--- SET PROBLEM ---
Tally the lines of the records that contain the string "error". Reply with the number alone.

--- INPUT ROWS ---

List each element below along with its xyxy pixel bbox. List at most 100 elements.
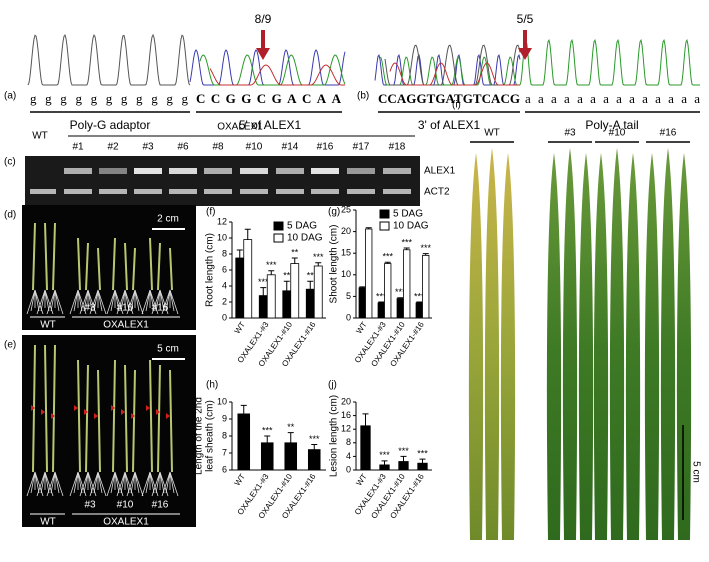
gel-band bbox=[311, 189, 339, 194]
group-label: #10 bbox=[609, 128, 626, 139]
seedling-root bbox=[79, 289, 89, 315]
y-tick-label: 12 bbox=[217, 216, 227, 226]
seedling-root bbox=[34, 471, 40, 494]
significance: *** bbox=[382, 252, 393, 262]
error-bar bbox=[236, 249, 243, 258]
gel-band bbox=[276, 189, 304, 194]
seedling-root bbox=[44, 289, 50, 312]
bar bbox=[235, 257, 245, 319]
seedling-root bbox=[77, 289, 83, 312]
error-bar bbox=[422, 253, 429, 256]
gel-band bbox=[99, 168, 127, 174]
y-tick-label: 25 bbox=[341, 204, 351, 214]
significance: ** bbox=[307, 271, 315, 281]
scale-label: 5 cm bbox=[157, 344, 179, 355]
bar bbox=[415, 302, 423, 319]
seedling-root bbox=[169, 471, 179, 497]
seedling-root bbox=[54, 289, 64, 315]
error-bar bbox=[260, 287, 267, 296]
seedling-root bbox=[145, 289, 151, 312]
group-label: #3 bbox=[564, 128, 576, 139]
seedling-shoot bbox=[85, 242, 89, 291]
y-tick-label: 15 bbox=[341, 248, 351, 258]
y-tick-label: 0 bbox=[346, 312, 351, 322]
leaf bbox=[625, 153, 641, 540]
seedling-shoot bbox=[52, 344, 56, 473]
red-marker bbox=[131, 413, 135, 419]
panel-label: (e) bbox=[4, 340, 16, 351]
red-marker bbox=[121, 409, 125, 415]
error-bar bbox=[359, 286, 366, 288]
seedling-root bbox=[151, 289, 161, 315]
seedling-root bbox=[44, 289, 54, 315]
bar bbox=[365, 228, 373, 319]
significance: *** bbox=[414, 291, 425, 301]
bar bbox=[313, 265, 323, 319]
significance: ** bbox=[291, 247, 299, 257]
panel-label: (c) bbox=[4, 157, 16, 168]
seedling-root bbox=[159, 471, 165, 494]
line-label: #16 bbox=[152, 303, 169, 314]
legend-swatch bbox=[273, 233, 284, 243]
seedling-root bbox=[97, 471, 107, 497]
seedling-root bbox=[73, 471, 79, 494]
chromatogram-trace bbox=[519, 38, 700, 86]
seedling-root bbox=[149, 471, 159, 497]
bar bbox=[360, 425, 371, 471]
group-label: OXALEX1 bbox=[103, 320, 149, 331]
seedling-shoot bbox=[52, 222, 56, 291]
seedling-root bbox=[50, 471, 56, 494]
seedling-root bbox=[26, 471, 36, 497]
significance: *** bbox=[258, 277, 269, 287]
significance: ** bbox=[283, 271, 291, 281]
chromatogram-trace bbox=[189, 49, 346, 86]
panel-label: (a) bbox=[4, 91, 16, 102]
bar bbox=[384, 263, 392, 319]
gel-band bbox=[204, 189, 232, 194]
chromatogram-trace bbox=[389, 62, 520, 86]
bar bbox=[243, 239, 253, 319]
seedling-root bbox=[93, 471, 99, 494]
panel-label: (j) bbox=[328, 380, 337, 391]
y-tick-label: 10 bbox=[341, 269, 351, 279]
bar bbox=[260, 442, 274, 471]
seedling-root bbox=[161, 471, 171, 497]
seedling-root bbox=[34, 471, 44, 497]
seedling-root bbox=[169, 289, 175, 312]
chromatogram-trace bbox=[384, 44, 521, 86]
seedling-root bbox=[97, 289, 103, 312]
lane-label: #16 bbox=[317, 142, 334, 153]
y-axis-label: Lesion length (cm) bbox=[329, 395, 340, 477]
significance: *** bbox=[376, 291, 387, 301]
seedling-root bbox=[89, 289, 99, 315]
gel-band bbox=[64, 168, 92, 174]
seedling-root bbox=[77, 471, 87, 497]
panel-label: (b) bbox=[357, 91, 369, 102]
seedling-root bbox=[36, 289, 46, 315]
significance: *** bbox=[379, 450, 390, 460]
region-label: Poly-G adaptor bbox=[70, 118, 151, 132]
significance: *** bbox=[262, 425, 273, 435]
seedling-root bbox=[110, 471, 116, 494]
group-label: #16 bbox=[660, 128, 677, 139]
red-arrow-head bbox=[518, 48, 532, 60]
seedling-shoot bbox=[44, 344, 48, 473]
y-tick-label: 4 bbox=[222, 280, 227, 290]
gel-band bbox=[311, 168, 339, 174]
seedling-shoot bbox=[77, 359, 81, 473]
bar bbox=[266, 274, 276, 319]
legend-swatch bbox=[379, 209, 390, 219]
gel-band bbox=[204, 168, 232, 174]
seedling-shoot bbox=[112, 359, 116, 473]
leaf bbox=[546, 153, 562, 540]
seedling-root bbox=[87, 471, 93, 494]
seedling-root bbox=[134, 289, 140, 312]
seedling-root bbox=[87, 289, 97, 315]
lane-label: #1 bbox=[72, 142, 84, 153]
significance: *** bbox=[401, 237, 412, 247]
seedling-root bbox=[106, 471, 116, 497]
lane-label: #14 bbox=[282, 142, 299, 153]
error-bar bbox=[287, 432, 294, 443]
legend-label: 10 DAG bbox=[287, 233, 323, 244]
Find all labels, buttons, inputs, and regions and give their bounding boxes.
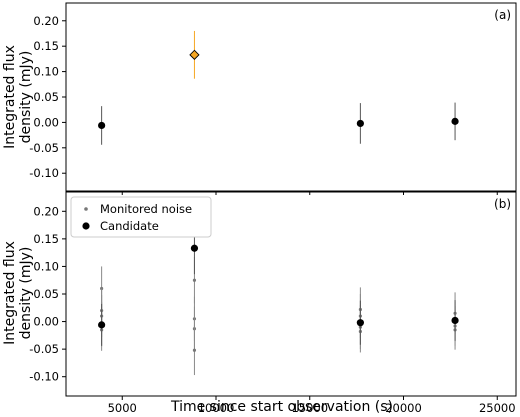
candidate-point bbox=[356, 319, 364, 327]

--- TASK ANSWER ---
5